- EXERCISE INSTRUCTIONS -
Copy the listing below line for line, keeping every character as it appears.

- RECORDS SUPPLIED -
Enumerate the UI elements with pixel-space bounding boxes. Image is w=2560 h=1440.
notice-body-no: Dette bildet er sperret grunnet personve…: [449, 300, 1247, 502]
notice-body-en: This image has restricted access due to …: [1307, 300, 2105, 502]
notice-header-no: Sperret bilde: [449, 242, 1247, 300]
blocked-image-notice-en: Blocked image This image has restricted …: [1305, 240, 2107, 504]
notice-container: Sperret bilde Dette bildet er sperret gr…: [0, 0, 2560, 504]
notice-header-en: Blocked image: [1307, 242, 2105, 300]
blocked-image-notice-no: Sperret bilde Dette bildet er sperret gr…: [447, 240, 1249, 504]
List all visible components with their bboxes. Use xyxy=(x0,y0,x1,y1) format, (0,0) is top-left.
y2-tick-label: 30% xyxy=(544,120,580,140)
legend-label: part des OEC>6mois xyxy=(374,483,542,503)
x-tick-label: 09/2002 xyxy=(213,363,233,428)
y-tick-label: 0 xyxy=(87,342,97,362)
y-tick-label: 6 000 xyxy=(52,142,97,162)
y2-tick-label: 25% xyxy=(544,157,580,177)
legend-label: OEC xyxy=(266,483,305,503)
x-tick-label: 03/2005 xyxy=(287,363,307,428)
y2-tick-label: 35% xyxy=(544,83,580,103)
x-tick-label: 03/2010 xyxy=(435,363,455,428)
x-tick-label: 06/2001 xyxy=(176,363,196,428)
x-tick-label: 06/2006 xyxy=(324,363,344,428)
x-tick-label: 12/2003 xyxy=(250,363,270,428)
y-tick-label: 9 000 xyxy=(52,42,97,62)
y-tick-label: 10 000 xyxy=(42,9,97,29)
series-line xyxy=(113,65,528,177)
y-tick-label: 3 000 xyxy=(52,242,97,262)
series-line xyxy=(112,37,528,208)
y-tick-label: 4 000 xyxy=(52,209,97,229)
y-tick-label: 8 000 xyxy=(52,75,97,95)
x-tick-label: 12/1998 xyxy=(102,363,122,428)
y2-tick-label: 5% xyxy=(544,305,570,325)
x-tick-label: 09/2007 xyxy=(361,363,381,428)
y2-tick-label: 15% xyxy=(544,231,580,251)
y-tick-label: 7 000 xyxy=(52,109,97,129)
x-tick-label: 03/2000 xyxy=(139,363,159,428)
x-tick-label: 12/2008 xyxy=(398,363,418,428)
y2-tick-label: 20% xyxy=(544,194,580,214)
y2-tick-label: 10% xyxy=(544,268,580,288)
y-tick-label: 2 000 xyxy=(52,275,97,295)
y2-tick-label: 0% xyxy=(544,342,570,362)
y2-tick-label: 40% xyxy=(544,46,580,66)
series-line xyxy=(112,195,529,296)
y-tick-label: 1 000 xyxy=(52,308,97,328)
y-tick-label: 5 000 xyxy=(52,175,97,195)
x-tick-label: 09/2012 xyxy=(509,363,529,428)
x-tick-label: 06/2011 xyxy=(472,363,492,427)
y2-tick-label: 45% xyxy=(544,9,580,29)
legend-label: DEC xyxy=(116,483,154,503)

- FINAL RESULT -
Enumerate the UI elements with pixel-space bounding boxes. Image is w=2560 h=1440.
notice-body-no: Dette bildet er sperret grunnet personve…: [449, 300, 1247, 502]
notice-body-en: This image has restricted access due to …: [1307, 300, 2105, 502]
notice-header-no: Sperret bilde: [449, 242, 1247, 300]
blocked-image-notice-en: Blocked image This image has restricted …: [1305, 240, 2107, 504]
notice-container: Sperret bilde Dette bildet er sperret gr…: [0, 0, 2560, 504]
notice-header-en: Blocked image: [1307, 242, 2105, 300]
blocked-image-notice-no: Sperret bilde Dette bildet er sperret gr…: [447, 240, 1249, 504]
List all visible components with their bboxes. Use xyxy=(x0,y0,x1,y1) format, (0,0) is top-left.
y2-tick-label: 30% xyxy=(544,120,580,140)
legend-label: part des OEC>6mois xyxy=(374,483,542,503)
x-tick-label: 09/2002 xyxy=(213,363,233,428)
y-tick-label: 0 xyxy=(87,342,97,362)
y-tick-label: 6 000 xyxy=(52,142,97,162)
y2-tick-label: 25% xyxy=(544,157,580,177)
legend-label: OEC xyxy=(266,483,305,503)
x-tick-label: 03/2005 xyxy=(287,363,307,428)
y2-tick-label: 35% xyxy=(544,83,580,103)
x-tick-label: 03/2010 xyxy=(435,363,455,428)
x-tick-label: 06/2001 xyxy=(176,363,196,428)
x-tick-label: 06/2006 xyxy=(324,363,344,428)
x-tick-label: 12/2003 xyxy=(250,363,270,428)
y-tick-label: 9 000 xyxy=(52,42,97,62)
y-tick-label: 10 000 xyxy=(42,9,97,29)
series-line xyxy=(113,65,528,177)
y-tick-label: 3 000 xyxy=(52,242,97,262)
series-line xyxy=(112,37,528,208)
y-tick-label: 4 000 xyxy=(52,209,97,229)
y-tick-label: 8 000 xyxy=(52,75,97,95)
x-tick-label: 12/1998 xyxy=(102,363,122,428)
y2-tick-label: 5% xyxy=(544,305,570,325)
x-tick-label: 09/2007 xyxy=(361,363,381,428)
y2-tick-label: 15% xyxy=(544,231,580,251)
y-tick-label: 7 000 xyxy=(52,109,97,129)
x-tick-label: 03/2000 xyxy=(139,363,159,428)
x-tick-label: 12/2008 xyxy=(398,363,418,428)
y2-tick-label: 20% xyxy=(544,194,580,214)
y2-tick-label: 10% xyxy=(544,268,580,288)
y-tick-label: 2 000 xyxy=(52,275,97,295)
y2-tick-label: 0% xyxy=(544,342,570,362)
y2-tick-label: 40% xyxy=(544,46,580,66)
series-line xyxy=(112,195,529,296)
y-tick-label: 1 000 xyxy=(52,308,97,328)
y-tick-label: 5 000 xyxy=(52,175,97,195)
x-tick-label: 09/2012 xyxy=(509,363,529,428)
x-tick-label: 06/2011 xyxy=(472,363,492,427)
y2-tick-label: 45% xyxy=(544,9,580,29)
legend-label: DEC xyxy=(116,483,154,503)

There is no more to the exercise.